- **Required work**:
Look below. Copy each line that has "Realized" in it.

** Start of Information shown **

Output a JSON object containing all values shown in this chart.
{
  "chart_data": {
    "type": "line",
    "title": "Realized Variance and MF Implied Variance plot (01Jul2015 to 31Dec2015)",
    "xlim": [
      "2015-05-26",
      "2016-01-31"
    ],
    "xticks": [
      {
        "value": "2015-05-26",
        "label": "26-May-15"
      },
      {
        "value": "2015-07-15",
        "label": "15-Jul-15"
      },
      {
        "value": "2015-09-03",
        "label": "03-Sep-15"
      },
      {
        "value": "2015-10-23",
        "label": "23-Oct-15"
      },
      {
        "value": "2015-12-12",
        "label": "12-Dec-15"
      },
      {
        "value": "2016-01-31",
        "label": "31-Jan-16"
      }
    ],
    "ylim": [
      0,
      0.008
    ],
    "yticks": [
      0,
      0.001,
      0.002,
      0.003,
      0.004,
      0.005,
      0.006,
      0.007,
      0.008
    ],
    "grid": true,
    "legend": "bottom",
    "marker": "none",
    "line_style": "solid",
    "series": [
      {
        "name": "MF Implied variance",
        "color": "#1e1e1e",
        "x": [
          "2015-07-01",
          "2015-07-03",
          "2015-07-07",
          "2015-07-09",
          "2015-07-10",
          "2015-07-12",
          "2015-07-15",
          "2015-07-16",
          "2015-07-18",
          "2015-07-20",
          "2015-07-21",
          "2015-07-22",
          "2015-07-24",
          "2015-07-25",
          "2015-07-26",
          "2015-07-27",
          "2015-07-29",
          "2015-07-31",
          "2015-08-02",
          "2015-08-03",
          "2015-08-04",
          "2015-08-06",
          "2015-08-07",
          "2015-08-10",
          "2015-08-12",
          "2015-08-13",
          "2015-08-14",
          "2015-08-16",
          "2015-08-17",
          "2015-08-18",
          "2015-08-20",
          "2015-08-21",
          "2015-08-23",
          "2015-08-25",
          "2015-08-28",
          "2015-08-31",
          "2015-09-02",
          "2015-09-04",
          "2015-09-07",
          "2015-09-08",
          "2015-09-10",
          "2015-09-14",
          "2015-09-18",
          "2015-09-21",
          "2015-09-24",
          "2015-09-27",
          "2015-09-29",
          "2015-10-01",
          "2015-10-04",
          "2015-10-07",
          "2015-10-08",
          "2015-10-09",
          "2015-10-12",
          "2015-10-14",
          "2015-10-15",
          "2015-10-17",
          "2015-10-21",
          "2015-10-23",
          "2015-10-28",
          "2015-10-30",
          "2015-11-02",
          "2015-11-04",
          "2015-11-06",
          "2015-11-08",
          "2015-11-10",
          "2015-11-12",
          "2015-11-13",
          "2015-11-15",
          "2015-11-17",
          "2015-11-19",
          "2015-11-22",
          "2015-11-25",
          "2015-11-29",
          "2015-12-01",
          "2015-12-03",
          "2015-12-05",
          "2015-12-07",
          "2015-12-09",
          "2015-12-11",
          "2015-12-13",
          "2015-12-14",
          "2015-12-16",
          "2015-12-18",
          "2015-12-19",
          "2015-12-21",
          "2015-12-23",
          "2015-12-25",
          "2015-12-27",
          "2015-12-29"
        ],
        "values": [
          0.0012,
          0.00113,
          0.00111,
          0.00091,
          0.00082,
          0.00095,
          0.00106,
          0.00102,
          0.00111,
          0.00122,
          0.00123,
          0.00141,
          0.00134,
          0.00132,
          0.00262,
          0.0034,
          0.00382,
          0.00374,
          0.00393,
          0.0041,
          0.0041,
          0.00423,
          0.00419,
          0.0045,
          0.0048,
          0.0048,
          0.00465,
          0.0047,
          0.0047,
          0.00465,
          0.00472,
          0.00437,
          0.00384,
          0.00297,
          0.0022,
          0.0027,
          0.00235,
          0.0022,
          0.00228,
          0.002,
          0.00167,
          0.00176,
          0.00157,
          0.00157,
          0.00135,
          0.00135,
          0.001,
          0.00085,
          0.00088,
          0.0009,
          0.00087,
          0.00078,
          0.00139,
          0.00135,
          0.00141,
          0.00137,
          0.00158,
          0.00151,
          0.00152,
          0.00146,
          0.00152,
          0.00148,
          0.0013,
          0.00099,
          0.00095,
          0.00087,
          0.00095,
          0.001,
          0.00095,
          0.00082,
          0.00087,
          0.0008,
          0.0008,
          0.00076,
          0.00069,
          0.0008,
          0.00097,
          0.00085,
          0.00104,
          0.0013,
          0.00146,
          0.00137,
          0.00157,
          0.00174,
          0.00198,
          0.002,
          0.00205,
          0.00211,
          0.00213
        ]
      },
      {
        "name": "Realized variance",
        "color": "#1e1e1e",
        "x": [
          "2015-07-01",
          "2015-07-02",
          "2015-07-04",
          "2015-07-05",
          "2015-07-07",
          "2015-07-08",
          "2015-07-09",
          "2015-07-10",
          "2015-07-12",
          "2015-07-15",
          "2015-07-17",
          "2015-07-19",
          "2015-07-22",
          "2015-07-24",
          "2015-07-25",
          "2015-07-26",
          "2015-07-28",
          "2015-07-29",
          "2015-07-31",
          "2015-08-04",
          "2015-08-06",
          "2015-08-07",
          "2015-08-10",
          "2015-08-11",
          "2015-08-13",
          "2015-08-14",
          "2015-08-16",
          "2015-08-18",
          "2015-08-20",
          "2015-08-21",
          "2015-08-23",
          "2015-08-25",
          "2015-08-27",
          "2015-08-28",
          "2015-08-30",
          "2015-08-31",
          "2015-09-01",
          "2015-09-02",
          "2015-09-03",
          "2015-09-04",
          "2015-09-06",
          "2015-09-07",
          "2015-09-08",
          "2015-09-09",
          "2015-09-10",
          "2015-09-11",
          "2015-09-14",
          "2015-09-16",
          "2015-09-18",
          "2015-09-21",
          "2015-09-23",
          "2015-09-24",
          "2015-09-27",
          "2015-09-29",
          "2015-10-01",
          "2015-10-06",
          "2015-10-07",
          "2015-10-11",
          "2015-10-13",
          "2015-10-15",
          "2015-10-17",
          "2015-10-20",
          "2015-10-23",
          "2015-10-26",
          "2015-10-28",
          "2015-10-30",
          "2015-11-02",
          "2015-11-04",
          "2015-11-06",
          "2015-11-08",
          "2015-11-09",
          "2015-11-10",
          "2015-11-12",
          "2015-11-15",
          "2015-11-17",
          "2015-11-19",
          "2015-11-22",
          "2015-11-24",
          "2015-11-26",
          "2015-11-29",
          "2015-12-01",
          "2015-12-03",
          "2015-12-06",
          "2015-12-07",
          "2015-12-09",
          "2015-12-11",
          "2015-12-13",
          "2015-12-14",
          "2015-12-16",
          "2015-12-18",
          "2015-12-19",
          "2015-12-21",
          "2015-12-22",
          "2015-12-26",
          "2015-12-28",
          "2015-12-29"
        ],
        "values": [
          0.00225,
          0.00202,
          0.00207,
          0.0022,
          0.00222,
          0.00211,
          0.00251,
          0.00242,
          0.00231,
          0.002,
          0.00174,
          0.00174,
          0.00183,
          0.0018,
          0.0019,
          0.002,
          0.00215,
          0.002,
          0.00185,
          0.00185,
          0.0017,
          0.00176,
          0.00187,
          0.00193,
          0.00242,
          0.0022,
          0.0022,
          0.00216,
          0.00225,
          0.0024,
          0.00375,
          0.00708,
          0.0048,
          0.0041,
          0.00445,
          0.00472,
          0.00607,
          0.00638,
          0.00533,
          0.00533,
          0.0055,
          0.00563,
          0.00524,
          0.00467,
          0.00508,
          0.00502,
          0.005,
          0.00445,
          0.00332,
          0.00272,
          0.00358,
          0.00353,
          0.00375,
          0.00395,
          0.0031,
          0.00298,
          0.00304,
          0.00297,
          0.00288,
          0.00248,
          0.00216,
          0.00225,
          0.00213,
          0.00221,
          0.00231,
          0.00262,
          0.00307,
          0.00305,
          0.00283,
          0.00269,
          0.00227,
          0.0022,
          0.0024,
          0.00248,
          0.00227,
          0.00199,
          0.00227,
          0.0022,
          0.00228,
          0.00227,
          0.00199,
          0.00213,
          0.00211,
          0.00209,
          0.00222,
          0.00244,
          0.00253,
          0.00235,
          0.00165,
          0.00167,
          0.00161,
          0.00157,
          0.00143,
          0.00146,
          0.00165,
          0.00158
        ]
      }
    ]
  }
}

** End of Information shown **

- **Result**:
    "title": "Realized Variance and MF Implied Variance plot (01Jul2015 to 31Dec2015)",
        "name": "Realized variance",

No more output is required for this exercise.